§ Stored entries
#####
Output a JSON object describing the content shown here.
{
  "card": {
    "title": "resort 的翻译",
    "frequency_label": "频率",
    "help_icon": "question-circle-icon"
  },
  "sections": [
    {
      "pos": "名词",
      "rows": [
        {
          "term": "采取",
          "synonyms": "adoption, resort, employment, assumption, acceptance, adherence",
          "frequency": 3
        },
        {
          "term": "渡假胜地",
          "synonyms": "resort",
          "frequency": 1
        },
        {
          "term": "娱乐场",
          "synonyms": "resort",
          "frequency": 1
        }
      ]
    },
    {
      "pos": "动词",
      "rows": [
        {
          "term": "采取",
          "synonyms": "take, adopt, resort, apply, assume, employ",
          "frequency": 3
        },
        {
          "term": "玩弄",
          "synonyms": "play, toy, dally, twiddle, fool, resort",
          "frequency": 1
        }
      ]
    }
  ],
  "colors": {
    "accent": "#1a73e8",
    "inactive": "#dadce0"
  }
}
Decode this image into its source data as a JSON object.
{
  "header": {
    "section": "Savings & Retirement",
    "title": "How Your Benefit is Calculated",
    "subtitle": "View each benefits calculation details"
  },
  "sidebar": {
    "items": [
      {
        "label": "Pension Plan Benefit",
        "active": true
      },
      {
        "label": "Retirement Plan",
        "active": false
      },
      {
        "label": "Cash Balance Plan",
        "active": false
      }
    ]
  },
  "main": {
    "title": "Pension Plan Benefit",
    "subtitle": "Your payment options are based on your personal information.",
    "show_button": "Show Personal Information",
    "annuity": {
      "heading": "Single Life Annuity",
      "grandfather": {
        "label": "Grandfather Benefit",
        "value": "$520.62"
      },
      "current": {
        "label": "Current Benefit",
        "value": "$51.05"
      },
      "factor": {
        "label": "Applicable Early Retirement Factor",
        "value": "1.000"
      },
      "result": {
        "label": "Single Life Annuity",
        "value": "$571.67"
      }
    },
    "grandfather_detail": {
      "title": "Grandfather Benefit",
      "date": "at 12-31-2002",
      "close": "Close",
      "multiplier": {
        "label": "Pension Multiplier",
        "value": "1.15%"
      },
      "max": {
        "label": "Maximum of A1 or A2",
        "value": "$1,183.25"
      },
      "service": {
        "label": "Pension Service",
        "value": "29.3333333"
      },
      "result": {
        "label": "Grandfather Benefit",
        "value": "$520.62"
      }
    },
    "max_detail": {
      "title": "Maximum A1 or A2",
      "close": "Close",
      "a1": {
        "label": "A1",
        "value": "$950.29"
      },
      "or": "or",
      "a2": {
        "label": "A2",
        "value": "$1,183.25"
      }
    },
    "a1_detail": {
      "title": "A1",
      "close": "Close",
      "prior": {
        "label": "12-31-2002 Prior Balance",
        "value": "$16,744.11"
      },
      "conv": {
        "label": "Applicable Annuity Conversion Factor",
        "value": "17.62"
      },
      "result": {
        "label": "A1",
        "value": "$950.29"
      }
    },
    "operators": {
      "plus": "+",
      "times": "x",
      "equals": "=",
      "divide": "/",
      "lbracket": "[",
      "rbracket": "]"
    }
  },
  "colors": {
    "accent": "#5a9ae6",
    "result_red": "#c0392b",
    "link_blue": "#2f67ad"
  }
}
#####
§ What is required
Look through the entries above and report the number of lines that contain "resort". Write only the number.

§ Answer to the exercise
6